> _TASK DETAILS_
Every record below is to be retyped exactly.

___ GIVEN RECORDS ___

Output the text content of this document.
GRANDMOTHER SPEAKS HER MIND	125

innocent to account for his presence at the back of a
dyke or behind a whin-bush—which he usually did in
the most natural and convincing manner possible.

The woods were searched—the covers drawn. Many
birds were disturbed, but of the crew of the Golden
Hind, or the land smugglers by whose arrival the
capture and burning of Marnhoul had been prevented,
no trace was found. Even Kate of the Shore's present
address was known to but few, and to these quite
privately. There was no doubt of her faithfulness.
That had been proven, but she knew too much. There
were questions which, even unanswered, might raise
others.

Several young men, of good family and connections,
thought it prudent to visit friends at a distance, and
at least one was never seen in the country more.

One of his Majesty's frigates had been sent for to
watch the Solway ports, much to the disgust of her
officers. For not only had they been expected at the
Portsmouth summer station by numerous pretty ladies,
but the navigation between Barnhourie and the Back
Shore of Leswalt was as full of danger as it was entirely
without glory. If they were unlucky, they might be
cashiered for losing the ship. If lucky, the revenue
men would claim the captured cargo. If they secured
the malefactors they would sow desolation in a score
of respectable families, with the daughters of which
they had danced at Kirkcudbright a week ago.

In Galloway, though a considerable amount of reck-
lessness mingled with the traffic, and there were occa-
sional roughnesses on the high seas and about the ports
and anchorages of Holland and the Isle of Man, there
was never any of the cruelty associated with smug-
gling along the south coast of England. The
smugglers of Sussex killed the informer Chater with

___

> _REPLY_
Output the text content of this document.
GRANDMOTHER SPEAKS HER MIND	125

innocent to account for his presence at the back of a
dyke or behind a whin-bush—which he usually did in
the most natural and convincing manner possible.

The woods were searched—the covers drawn. Many
birds were disturbed, but of the crew of the Golden
Hind, or the land smugglers by whose arrival the
capture and burning of Marnhoul had been prevented,
no trace was found. Even Kate of the Shore's present
address was known to but few, and to these quite
privately. There was no doubt of her faithfulness.
That had been proven, but she knew too much. There
were questions which, even unanswered, might raise
others.

Several young men, of good family and connections,
thought it prudent to visit friends at a distance, and
at least one was never seen in the country more.

One of his Majesty's frigates had been sent for to
watch the Solway ports, much to the disgust of her
officers. For not only had they been expected at the
Portsmouth summer station by numerous pretty ladies,
but the navigation between Barnhourie and the Back
Shore of Leswalt was as full of danger as it was entirely
without glory. If they were unlucky, they might be
cashiered for losing the ship. If lucky, the revenue
men would claim the captured cargo. If they secured
the malefactors they would sow desolation in a score
of respectable families, with the daughters of which
they had danced at Kirkcudbright a week ago.

In Galloway, though a considerable amount of reck-
lessness mingled with the traffic, and there were occa-
sional roughnesses on the high seas and about the ports
and anchorages of Holland and the Isle of Man, there
was never any of the cruelty associated with smug-
gling along the south coast of England. The
smugglers of Sussex killed the informer Chater with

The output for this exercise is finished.